Task description.
Locate each line of the material that contains "text", then return it.

Provided entries.
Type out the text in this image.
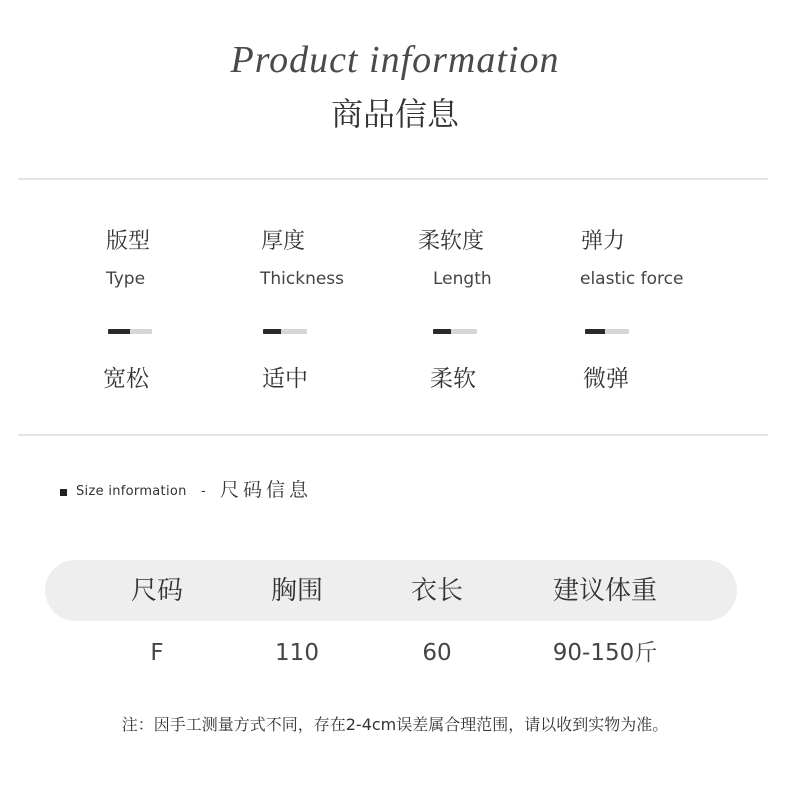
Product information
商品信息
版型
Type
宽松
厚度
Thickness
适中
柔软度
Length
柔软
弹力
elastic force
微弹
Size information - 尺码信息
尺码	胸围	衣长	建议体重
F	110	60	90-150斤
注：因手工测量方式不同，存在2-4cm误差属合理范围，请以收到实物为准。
---
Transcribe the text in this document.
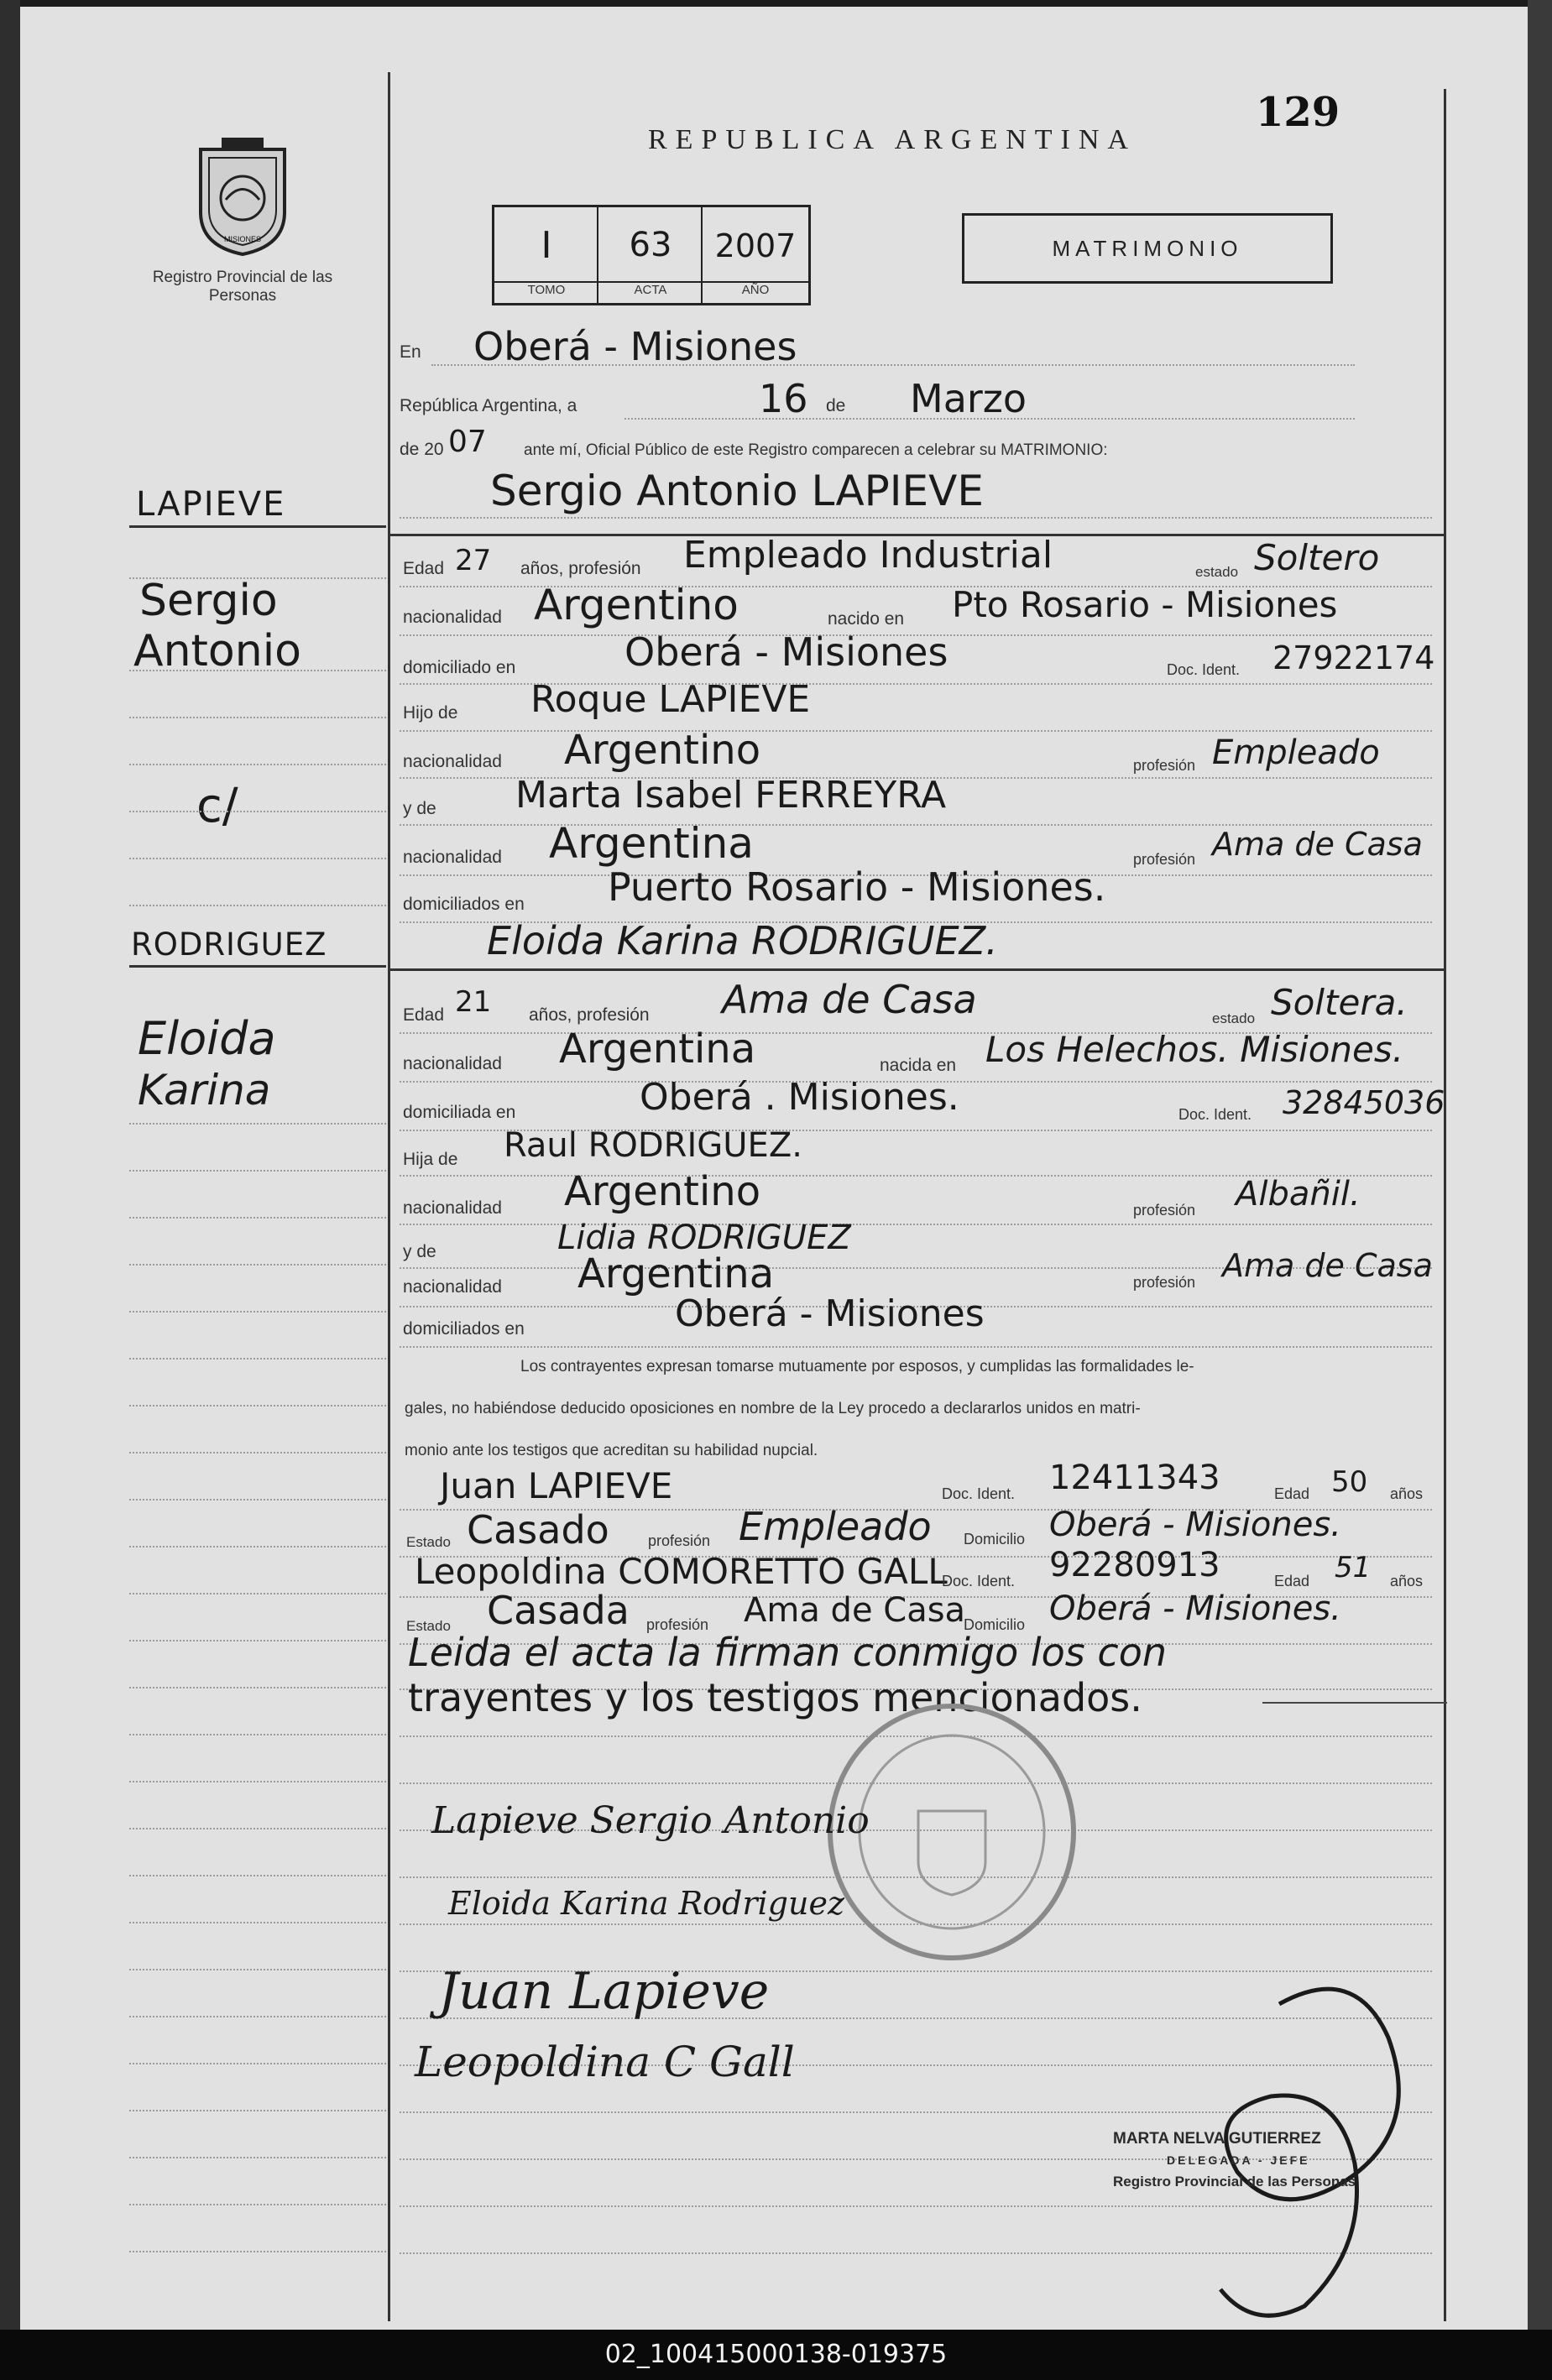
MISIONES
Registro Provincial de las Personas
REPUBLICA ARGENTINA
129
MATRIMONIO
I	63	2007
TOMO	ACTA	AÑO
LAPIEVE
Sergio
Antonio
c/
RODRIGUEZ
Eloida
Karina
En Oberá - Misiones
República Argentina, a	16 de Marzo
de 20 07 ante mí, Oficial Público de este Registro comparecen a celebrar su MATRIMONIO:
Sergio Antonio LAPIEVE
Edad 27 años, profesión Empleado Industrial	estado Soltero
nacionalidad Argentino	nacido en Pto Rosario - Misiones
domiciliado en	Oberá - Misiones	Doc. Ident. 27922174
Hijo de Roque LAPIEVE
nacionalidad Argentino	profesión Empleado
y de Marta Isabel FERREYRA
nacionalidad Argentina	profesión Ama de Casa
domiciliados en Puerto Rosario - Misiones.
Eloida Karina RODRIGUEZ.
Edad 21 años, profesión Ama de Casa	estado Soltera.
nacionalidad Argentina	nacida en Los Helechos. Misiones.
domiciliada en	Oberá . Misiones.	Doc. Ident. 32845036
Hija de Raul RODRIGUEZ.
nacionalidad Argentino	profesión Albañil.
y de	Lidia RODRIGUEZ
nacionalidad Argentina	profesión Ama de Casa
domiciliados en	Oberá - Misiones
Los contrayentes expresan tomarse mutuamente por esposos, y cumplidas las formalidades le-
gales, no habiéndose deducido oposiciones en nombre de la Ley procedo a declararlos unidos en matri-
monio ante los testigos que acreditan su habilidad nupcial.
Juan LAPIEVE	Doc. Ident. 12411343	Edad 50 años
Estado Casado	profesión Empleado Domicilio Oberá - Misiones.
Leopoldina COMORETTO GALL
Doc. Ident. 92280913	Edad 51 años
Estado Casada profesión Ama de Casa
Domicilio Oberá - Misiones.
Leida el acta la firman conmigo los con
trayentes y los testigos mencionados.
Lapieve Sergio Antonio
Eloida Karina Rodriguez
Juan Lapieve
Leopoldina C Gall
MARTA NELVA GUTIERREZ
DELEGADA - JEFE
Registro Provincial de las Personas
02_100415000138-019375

Output.
Type out the text in this image.
Transcribe the text in this document.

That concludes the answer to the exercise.